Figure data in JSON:

*-*-*

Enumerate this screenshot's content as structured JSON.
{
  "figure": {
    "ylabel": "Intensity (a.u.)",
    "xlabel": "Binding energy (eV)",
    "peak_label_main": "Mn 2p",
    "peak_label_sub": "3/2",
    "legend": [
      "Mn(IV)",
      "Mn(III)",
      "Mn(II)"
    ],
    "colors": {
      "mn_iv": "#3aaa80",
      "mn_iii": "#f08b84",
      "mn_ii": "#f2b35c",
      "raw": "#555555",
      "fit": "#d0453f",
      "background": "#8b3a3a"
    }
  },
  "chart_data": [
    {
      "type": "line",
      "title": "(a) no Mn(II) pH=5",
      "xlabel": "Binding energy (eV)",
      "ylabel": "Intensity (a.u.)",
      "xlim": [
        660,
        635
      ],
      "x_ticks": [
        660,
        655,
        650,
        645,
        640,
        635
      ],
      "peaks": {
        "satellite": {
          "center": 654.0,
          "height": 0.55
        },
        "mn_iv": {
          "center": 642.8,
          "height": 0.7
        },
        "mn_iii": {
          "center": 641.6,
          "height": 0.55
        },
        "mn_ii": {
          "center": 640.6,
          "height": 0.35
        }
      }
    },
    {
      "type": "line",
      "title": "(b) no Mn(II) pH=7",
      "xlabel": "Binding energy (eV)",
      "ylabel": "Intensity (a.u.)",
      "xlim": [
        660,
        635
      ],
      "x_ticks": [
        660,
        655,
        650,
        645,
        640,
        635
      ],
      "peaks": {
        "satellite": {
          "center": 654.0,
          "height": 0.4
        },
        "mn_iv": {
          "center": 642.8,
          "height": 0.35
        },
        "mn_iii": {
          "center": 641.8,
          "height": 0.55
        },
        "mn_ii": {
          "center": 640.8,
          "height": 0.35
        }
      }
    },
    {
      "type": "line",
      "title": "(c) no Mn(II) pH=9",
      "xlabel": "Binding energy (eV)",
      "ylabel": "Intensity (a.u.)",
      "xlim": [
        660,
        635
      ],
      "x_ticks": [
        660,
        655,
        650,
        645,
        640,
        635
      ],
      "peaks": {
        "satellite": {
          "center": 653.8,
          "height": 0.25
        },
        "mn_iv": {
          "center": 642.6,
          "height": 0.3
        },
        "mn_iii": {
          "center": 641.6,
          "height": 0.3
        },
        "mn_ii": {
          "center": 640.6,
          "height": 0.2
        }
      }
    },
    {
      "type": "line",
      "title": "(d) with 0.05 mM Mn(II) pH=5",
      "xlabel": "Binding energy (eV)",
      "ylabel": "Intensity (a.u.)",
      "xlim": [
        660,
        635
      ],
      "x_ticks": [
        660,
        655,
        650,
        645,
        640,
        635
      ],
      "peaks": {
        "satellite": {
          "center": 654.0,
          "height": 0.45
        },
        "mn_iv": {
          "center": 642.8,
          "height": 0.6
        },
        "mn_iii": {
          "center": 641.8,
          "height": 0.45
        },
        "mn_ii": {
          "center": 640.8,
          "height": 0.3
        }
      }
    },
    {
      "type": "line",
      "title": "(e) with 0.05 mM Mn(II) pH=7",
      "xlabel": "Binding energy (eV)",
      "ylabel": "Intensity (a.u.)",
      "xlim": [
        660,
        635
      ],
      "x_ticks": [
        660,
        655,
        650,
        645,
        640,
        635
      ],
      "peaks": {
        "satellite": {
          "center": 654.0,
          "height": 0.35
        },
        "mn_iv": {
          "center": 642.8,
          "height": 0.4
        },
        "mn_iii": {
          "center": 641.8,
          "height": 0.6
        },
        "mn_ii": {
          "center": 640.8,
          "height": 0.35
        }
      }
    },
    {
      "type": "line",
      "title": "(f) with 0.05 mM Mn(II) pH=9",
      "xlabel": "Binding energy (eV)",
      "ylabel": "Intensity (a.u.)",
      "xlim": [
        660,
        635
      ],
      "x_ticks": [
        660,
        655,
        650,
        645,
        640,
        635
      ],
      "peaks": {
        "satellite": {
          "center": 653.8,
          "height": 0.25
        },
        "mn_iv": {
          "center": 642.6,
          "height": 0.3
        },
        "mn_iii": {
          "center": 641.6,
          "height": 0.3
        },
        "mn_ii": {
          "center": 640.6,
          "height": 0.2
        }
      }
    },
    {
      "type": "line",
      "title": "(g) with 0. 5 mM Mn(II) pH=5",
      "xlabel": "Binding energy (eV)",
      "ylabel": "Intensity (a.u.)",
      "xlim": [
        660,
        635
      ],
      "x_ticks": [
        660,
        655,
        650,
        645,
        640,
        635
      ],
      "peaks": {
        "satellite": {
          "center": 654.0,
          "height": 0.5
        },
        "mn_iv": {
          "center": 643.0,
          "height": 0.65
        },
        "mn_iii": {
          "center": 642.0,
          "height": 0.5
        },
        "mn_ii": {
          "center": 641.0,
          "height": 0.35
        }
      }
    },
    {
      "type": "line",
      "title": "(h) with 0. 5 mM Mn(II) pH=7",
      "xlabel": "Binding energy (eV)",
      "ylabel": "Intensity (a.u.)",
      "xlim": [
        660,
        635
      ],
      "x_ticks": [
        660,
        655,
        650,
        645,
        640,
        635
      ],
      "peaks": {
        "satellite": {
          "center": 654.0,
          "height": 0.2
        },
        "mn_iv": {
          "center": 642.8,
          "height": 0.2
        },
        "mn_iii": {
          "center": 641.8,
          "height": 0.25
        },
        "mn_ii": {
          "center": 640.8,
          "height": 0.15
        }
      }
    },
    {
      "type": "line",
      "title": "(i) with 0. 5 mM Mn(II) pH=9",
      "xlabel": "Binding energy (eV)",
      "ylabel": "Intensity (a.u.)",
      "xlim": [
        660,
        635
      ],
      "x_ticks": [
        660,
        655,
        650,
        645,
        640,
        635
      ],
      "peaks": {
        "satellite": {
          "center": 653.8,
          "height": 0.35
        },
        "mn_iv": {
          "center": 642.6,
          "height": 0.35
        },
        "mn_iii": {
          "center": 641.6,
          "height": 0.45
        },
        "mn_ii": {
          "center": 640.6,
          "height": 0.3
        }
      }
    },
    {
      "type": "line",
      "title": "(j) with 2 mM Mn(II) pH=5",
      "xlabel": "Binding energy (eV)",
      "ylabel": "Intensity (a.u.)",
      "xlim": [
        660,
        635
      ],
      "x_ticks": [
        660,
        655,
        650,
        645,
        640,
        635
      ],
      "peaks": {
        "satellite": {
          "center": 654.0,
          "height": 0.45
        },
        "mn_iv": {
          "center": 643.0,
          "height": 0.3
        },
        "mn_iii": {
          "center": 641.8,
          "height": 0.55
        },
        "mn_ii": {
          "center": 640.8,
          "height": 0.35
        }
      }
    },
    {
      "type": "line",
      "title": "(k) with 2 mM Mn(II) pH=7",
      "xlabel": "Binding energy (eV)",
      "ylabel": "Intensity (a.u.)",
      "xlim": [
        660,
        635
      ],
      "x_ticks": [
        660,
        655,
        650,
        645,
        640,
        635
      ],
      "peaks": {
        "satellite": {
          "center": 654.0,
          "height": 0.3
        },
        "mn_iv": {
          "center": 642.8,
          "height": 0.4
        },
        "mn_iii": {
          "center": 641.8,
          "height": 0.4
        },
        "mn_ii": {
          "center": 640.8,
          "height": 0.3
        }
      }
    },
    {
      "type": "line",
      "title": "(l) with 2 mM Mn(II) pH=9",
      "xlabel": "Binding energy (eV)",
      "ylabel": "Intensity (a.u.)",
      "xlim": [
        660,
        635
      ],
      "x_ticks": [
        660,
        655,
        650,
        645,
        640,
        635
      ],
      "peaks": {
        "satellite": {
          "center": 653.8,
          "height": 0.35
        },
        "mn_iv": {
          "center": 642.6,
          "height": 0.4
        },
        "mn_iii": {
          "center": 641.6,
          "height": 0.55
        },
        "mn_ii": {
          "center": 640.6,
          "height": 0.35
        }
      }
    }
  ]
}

*-*-*

PROBLEM TO SOLVE → Search the entries for "title" and copy out each line that has it.

ANSWER BELOW →
      "title": "(a) no Mn(II) pH=5",
      "title": "(b) no Mn(II) pH=7",
      "title": "(c) no Mn(II) pH=9",
      "title": "(d) with 0.05 mM Mn(II) pH=5",
      "title": "(e) with 0.05 mM Mn(II) pH=7",
      "title": "(f) with 0.05 mM Mn(II) pH=9",
      "title": "(g) with 0. 5 mM Mn(II) pH=5",
      "title": "(h) with 0. 5 mM Mn(II) pH=7",
      "title": "(i) with 0. 5 mM Mn(II) pH=9",
      "title": "(j) with 2 mM Mn(II) pH=5",
      "title": "(k) with 2 mM Mn(II) pH=7",
      "title": "(l) with 2 mM Mn(II) pH=9",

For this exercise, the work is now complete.